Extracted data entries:

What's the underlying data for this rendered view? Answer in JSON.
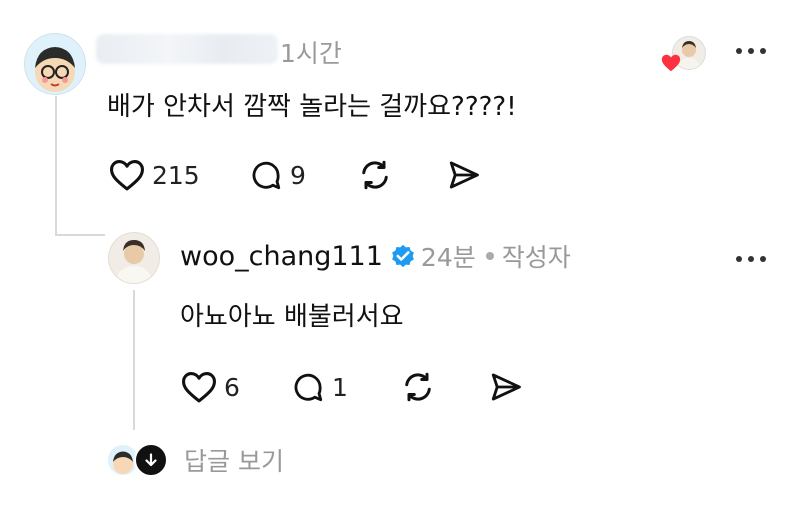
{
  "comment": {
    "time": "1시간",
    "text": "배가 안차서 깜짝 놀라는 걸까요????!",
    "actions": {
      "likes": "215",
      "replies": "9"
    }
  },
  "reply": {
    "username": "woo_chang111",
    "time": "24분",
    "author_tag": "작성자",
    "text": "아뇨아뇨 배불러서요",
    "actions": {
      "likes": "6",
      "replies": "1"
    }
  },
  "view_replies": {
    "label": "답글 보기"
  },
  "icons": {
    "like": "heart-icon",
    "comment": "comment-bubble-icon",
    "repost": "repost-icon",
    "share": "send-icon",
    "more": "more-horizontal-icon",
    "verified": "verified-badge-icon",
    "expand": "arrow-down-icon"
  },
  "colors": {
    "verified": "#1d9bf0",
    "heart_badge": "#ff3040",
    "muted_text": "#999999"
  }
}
* * *
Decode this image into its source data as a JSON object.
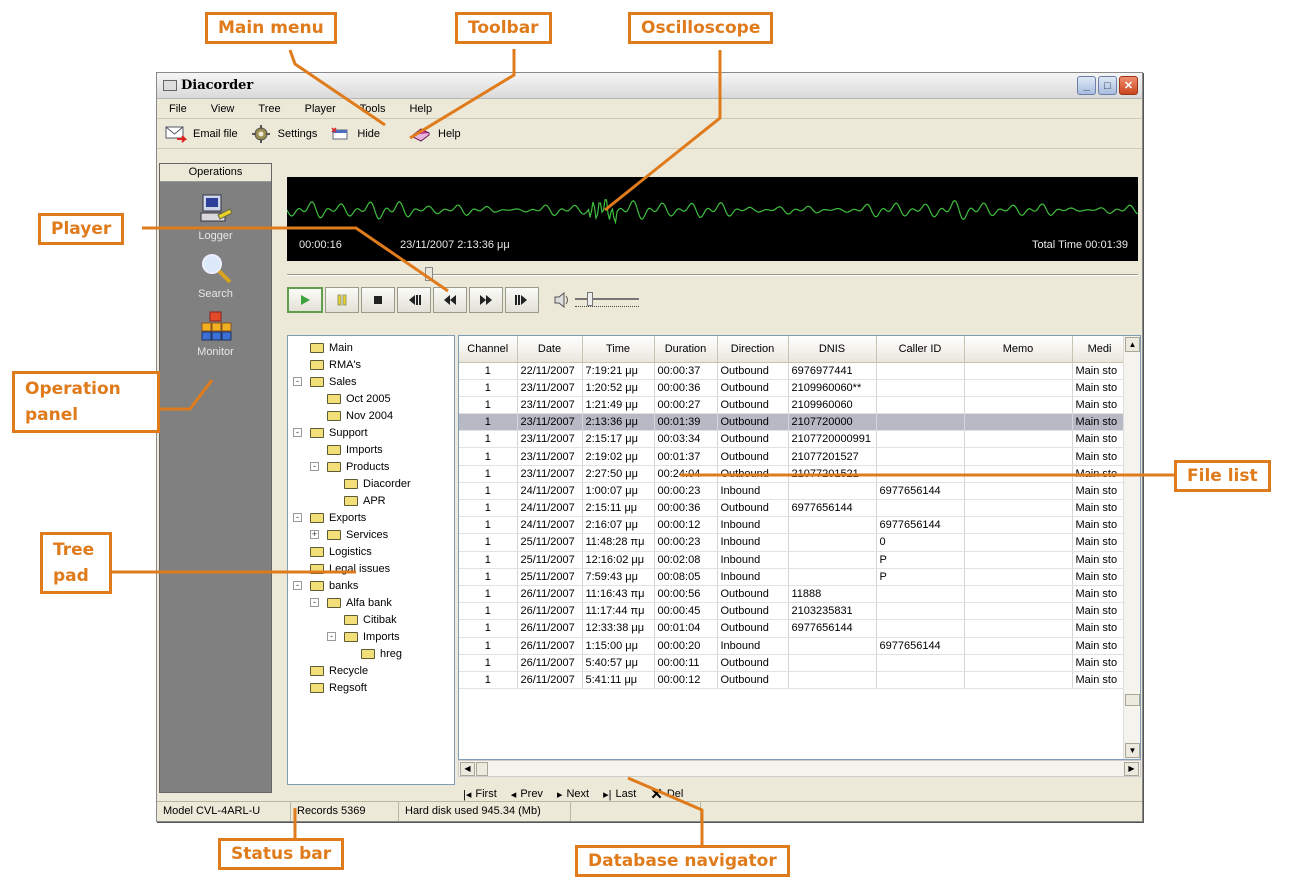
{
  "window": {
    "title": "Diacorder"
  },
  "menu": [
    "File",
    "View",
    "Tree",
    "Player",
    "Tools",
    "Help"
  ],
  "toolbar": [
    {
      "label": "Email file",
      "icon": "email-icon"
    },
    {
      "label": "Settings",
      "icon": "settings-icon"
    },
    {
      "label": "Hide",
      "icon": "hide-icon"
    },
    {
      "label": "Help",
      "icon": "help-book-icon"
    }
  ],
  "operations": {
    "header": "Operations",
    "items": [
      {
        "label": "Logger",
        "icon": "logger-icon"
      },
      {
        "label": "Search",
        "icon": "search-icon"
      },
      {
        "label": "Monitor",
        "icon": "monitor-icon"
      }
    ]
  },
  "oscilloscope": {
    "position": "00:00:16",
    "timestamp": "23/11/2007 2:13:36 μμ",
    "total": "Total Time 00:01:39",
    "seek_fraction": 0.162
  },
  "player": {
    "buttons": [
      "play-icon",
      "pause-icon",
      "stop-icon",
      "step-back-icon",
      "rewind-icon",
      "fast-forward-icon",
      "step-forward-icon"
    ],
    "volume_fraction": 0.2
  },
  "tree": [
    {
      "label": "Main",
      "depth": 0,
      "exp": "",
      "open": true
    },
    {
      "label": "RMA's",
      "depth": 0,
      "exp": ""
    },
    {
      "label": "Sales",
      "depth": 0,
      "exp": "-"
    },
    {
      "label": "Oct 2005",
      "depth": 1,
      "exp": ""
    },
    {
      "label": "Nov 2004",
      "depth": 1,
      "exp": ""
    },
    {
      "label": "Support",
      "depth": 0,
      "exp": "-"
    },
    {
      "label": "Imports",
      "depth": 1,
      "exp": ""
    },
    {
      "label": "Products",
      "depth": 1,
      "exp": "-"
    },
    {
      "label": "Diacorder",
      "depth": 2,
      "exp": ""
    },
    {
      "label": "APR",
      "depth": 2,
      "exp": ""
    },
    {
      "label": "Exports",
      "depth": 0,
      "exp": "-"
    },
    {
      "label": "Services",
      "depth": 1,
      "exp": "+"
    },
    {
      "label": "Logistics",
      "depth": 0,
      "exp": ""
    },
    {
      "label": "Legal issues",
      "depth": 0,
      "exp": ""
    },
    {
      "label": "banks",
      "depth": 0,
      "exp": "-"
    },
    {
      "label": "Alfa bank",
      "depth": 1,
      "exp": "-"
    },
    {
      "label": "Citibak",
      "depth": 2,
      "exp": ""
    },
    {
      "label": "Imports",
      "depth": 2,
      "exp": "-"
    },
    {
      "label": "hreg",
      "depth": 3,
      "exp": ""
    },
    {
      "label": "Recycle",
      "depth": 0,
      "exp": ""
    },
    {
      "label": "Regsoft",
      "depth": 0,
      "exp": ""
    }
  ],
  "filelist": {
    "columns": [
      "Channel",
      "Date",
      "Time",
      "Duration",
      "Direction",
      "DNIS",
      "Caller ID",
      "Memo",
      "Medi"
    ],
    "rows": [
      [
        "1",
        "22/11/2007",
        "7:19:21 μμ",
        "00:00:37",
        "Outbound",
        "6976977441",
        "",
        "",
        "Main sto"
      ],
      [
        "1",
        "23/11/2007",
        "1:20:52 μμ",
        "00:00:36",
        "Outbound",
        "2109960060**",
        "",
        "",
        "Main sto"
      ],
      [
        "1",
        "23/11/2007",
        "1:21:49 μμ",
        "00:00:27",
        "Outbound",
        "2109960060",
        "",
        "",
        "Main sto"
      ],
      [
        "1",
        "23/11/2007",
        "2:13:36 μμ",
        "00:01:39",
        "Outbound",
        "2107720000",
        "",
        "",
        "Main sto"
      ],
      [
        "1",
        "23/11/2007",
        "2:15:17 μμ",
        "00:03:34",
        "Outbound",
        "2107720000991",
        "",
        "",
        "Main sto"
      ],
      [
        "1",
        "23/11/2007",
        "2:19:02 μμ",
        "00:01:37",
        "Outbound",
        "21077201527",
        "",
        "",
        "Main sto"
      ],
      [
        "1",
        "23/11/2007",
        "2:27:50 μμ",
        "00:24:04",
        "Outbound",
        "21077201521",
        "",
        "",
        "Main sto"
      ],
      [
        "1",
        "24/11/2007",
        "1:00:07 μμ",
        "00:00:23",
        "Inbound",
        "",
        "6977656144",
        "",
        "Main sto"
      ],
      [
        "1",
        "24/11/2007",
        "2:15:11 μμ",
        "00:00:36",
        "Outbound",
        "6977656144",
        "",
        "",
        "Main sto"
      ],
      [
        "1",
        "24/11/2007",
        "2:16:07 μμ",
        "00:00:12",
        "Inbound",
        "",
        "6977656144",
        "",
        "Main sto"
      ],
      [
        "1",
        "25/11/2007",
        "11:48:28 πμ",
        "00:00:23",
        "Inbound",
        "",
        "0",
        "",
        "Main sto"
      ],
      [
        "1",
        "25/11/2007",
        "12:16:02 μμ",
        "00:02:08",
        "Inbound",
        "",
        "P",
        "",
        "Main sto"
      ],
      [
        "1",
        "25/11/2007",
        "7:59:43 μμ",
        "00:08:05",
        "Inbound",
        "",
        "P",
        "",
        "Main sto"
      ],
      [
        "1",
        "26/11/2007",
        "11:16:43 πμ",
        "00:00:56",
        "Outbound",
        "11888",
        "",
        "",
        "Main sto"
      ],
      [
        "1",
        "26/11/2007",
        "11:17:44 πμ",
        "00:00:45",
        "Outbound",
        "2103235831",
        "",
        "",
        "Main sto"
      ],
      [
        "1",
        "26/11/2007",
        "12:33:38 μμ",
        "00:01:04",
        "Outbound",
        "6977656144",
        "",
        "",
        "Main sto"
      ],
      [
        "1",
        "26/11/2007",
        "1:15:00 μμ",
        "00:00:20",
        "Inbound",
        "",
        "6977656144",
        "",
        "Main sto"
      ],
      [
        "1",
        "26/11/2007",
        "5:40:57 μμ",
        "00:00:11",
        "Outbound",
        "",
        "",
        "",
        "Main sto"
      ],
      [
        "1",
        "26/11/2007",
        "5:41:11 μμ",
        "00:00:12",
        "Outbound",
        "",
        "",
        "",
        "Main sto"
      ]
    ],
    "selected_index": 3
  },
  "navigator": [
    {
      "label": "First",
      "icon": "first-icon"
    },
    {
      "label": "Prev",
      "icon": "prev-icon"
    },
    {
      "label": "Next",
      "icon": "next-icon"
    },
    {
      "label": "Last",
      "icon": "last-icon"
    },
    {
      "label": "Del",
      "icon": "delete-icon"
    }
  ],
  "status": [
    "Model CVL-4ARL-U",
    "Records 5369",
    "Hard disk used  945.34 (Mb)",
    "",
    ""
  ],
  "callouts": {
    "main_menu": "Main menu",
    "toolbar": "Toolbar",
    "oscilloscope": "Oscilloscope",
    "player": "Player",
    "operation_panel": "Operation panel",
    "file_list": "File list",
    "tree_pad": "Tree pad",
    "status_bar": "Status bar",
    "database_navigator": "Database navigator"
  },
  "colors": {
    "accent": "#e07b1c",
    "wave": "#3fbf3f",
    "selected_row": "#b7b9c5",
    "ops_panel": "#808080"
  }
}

_GIVEN EXERCISE_
Identify the lines in the entries above that contain "this", then copy them out.

_EXPECTED OUTPUT_
What's the underlying data for this rendered view? Answer in JSON.
Decode this image into its source data as a JSON object.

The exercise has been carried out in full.